INFORMATION SHOWN:
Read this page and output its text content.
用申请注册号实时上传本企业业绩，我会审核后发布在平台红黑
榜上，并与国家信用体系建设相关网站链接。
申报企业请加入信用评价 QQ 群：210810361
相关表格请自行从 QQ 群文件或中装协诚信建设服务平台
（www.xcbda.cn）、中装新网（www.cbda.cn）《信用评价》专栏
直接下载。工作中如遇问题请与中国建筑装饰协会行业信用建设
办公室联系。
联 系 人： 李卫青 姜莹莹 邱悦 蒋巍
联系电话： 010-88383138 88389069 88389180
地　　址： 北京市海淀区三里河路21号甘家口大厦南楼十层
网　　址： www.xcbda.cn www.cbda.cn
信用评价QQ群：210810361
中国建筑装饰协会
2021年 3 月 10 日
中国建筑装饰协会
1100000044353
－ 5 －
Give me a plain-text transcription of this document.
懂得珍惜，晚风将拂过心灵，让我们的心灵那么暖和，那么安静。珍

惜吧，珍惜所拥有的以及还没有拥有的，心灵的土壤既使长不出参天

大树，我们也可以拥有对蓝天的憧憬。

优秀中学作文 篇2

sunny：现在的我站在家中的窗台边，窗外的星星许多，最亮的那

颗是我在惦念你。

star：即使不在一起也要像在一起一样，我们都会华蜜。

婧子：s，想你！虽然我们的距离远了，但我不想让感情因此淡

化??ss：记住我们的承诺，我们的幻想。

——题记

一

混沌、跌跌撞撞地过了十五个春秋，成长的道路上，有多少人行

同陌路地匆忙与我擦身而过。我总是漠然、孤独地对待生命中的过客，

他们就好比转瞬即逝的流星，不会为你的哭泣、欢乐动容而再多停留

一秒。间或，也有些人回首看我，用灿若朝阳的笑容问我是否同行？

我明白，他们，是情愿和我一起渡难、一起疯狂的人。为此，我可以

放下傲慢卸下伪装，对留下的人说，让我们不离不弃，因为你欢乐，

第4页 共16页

DIRECTIONS: Quote the data in full, keeping each word unchanged.

ANSWER TO THE EXERCISE:
Read this page and output its text content.
用申请注册号实时上传本企业业绩，我会审核后发布在平台红黑
榜上，并与国家信用体系建设相关网站链接。
申报企业请加入信用评价 QQ 群：210810361
相关表格请自行从 QQ 群文件或中装协诚信建设服务平台
（www.xcbda.cn）、中装新网（www.cbda.cn）《信用评价》专栏
直接下载。工作中如遇问题请与中国建筑装饰协会行业信用建设
办公室联系。
联 系 人： 李卫青 姜莹莹 邱悦 蒋巍
联系电话： 010-88383138 88389069 88389180
地　　址： 北京市海淀区三里河路21号甘家口大厦南楼十层
网　　址： www.xcbda.cn www.cbda.cn
信用评价QQ群：210810361
中国建筑装饰协会
2021年 3 月 10 日
中国建筑装饰协会
1100000044353
－ 5 －
Give me a plain-text transcription of this document.
懂得珍惜，晚风将拂过心灵，让我们的心灵那么暖和，那么安静。珍

惜吧，珍惜所拥有的以及还没有拥有的，心灵的土壤既使长不出参天

大树，我们也可以拥有对蓝天的憧憬。

优秀中学作文 篇2

sunny：现在的我站在家中的窗台边，窗外的星星许多，最亮的那

颗是我在惦念你。

star：即使不在一起也要像在一起一样，我们都会华蜜。

婧子：s，想你！虽然我们的距离远了，但我不想让感情因此淡

化??ss：记住我们的承诺，我们的幻想。

——题记

一

混沌、跌跌撞撞地过了十五个春秋，成长的道路上，有多少人行

同陌路地匆忙与我擦身而过。我总是漠然、孤独地对待生命中的过客，

他们就好比转瞬即逝的流星，不会为你的哭泣、欢乐动容而再多停留

一秒。间或，也有些人回首看我，用灿若朝阳的笑容问我是否同行？

我明白，他们，是情愿和我一起渡难、一起疯狂的人。为此，我可以

放下傲慢卸下伪装，对留下的人说，让我们不离不弃，因为你欢乐，

第4页 共16页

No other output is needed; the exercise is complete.